Records from a collection:
>> Begin

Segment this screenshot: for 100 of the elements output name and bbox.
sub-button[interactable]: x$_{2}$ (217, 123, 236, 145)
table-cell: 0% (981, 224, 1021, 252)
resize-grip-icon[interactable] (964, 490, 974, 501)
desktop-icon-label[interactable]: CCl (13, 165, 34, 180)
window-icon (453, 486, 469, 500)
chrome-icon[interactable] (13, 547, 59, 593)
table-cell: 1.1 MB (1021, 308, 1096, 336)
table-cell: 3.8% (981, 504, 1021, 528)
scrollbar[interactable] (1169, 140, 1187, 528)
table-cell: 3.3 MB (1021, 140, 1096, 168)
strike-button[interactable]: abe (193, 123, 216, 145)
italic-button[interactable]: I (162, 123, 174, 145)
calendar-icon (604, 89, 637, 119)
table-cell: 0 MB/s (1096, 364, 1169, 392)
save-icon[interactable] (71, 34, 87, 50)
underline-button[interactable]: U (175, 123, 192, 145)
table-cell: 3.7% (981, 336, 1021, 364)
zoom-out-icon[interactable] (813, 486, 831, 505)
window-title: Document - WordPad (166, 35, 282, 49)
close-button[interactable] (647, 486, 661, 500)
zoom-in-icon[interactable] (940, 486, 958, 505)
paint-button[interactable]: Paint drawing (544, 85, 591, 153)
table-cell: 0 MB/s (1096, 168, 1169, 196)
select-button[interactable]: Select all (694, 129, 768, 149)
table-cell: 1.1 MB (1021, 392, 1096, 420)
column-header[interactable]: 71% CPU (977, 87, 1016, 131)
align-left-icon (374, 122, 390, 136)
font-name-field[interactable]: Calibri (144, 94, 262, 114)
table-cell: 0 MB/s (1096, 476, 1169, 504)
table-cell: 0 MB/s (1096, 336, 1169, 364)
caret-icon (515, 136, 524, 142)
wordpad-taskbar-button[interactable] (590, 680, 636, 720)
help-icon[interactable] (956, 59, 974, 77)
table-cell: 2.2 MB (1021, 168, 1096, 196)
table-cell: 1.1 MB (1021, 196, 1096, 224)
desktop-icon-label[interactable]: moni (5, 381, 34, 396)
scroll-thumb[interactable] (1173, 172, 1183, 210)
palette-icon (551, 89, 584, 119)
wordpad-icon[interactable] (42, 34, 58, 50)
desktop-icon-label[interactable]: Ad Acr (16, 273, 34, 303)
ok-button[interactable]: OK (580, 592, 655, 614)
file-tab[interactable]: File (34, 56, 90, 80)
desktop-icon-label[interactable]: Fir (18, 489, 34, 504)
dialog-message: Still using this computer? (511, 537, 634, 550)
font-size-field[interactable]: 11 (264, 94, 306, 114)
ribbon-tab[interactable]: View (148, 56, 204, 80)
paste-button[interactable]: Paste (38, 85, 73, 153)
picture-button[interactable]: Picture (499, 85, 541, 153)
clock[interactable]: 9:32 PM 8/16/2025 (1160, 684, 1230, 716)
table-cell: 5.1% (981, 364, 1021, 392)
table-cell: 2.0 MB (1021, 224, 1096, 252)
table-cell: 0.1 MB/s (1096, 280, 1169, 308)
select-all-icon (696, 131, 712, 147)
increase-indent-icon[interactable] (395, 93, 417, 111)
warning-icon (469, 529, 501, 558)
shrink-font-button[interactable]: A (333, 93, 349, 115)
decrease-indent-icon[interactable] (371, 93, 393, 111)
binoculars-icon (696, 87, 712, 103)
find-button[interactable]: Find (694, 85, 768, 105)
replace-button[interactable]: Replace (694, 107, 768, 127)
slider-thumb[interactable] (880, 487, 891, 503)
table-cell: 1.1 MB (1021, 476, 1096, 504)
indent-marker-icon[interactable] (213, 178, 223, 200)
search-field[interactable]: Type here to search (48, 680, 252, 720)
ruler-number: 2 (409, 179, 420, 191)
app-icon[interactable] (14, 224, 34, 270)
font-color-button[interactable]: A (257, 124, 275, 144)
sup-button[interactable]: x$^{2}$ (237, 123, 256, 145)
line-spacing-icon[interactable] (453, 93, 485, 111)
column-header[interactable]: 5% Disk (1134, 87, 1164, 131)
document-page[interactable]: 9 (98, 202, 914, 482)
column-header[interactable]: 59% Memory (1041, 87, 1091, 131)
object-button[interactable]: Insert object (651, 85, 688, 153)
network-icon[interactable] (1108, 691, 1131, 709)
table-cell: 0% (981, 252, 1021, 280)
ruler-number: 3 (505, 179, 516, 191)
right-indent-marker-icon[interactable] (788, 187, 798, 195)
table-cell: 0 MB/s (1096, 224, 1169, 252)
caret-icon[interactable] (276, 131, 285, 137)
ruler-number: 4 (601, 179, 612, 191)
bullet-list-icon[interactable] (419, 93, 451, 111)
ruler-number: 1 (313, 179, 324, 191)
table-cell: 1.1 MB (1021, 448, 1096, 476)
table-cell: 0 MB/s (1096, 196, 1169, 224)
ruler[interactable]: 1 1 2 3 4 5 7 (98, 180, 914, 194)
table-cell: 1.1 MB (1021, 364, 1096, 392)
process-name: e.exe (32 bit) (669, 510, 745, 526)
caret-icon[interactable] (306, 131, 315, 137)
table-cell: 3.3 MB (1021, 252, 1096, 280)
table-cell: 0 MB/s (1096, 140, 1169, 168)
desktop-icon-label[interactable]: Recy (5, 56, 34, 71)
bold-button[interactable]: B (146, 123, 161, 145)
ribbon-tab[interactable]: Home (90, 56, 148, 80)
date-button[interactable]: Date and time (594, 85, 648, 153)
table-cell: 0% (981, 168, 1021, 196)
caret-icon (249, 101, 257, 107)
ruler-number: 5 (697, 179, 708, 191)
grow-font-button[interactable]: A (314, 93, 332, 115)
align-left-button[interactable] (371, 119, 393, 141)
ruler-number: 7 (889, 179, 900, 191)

>> End

Rewrite the entries above, replacing every "table-cell" with "grid-cell" and leaving everything else the same.

Segment this screenshot: for 100 of the elements output name and bbox.
sub-button[interactable]: x$_{2}$ (217, 123, 236, 145)
grid-cell: 0% (981, 224, 1021, 252)
resize-grip-icon[interactable] (964, 490, 974, 501)
desktop-icon-label[interactable]: CCl (13, 165, 34, 180)
window-icon (453, 486, 469, 500)
chrome-icon[interactable] (13, 547, 59, 593)
grid-cell: 1.1 MB (1021, 308, 1096, 336)
grid-cell: 3.8% (981, 504, 1021, 528)
scrollbar[interactable] (1169, 140, 1187, 528)
grid-cell: 3.3 MB (1021, 140, 1096, 168)
strike-button[interactable]: abe (193, 123, 216, 145)
italic-button[interactable]: I (162, 123, 174, 145)
calendar-icon (604, 89, 637, 119)
grid-cell: 0 MB/s (1096, 364, 1169, 392)
save-icon[interactable] (71, 34, 87, 50)
underline-button[interactable]: U (175, 123, 192, 145)
grid-cell: 3.7% (981, 336, 1021, 364)
zoom-out-icon[interactable] (813, 486, 831, 505)
window-title: Document - WordPad (166, 35, 282, 49)
close-button[interactable] (647, 486, 661, 500)
zoom-in-icon[interactable] (940, 486, 958, 505)
paint-button[interactable]: Paint drawing (544, 85, 591, 153)
grid-cell: 0 MB/s (1096, 168, 1169, 196)
select-button[interactable]: Select all (694, 129, 768, 149)
grid-cell: 1.1 MB (1021, 392, 1096, 420)
column-header[interactable]: 71% CPU (977, 87, 1016, 131)
align-left-icon (374, 122, 390, 136)
font-name-field[interactable]: Calibri (144, 94, 262, 114)
grid-cell: 0 MB/s (1096, 476, 1169, 504)
grid-cell: 0 MB/s (1096, 336, 1169, 364)
caret-icon (515, 136, 524, 142)
wordpad-taskbar-button[interactable] (590, 680, 636, 720)
help-icon[interactable] (956, 59, 974, 77)
grid-cell: 2.2 MB (1021, 168, 1096, 196)
grid-cell: 1.1 MB (1021, 196, 1096, 224)
desktop-icon-label[interactable]: moni (5, 381, 34, 396)
scroll-thumb[interactable] (1173, 172, 1183, 210)
palette-icon (551, 89, 584, 119)
wordpad-icon[interactable] (42, 34, 58, 50)
desktop-icon-label[interactable]: Ad Acr (16, 273, 34, 303)
ok-button[interactable]: OK (580, 592, 655, 614)
file-tab[interactable]: File (34, 56, 90, 80)
desktop-icon-label[interactable]: Fir (18, 489, 34, 504)
dialog-message: Still using this computer? (511, 537, 634, 550)
font-size-field[interactable]: 11 (264, 94, 306, 114)
ribbon-tab[interactable]: View (148, 56, 204, 80)
paste-button[interactable]: Paste (38, 85, 73, 153)
picture-button[interactable]: Picture (499, 85, 541, 153)
clock[interactable]: 9:32 PM 8/16/2025 (1160, 684, 1230, 716)
grid-cell: 5.1% (981, 364, 1021, 392)
grid-cell: 2.0 MB (1021, 224, 1096, 252)
grid-cell: 0.1 MB/s (1096, 280, 1169, 308)
select-all-icon (696, 131, 712, 147)
increase-indent-icon[interactable] (395, 93, 417, 111)
warning-icon (469, 529, 501, 558)
shrink-font-button[interactable]: A (333, 93, 349, 115)
decrease-indent-icon[interactable] (371, 93, 393, 111)
binoculars-icon (696, 87, 712, 103)
find-button[interactable]: Find (694, 85, 768, 105)
replace-button[interactable]: Replace (694, 107, 768, 127)
slider-thumb[interactable] (880, 487, 891, 503)
grid-cell: 1.1 MB (1021, 476, 1096, 504)
indent-marker-icon[interactable] (213, 178, 223, 200)
search-field[interactable]: Type here to search (48, 680, 252, 720)
ruler-number: 2 (409, 179, 420, 191)
app-icon[interactable] (14, 224, 34, 270)
font-color-button[interactable]: A (257, 124, 275, 144)
sup-button[interactable]: x$^{2}$ (237, 123, 256, 145)
line-spacing-icon[interactable] (453, 93, 485, 111)
column-header[interactable]: 5% Disk (1134, 87, 1164, 131)
document-page[interactable]: 9 (98, 202, 914, 482)
column-header[interactable]: 59% Memory (1041, 87, 1091, 131)
object-button[interactable]: Insert object (651, 85, 688, 153)
network-icon[interactable] (1108, 691, 1131, 709)
grid-cell: 0% (981, 252, 1021, 280)
ruler-number: 3 (505, 179, 516, 191)
right-indent-marker-icon[interactable] (788, 187, 798, 195)
grid-cell: 0 MB/s (1096, 224, 1169, 252)
caret-icon[interactable] (276, 131, 285, 137)
ruler-number: 4 (601, 179, 612, 191)
bullet-list-icon[interactable] (419, 93, 451, 111)
ruler-number: 1 (313, 179, 324, 191)
grid-cell: 1.1 MB (1021, 448, 1096, 476)
grid-cell: 0 MB/s (1096, 196, 1169, 224)
ruler[interactable]: 1 1 2 3 4 5 7 (98, 180, 914, 194)
grid-cell: 1.1 MB (1021, 364, 1096, 392)
process-name: e.exe (32 bit) (669, 510, 745, 526)
caret-icon[interactable] (306, 131, 315, 137)
grid-cell: 3.3 MB (1021, 252, 1096, 280)
grid-cell: 0 MB/s (1096, 140, 1169, 168)
desktop-icon-label[interactable]: Recy (5, 56, 34, 71)
bold-button[interactable]: B (146, 123, 161, 145)
ribbon-tab[interactable]: Home (90, 56, 148, 80)
date-button[interactable]: Date and time (594, 85, 648, 153)
grid-cell: 0% (981, 168, 1021, 196)
caret-icon (249, 101, 257, 107)
ruler-number: 5 (697, 179, 708, 191)
grow-font-button[interactable]: A (314, 93, 332, 115)
align-left-button[interactable] (371, 119, 393, 141)
ruler-number: 7 (889, 179, 900, 191)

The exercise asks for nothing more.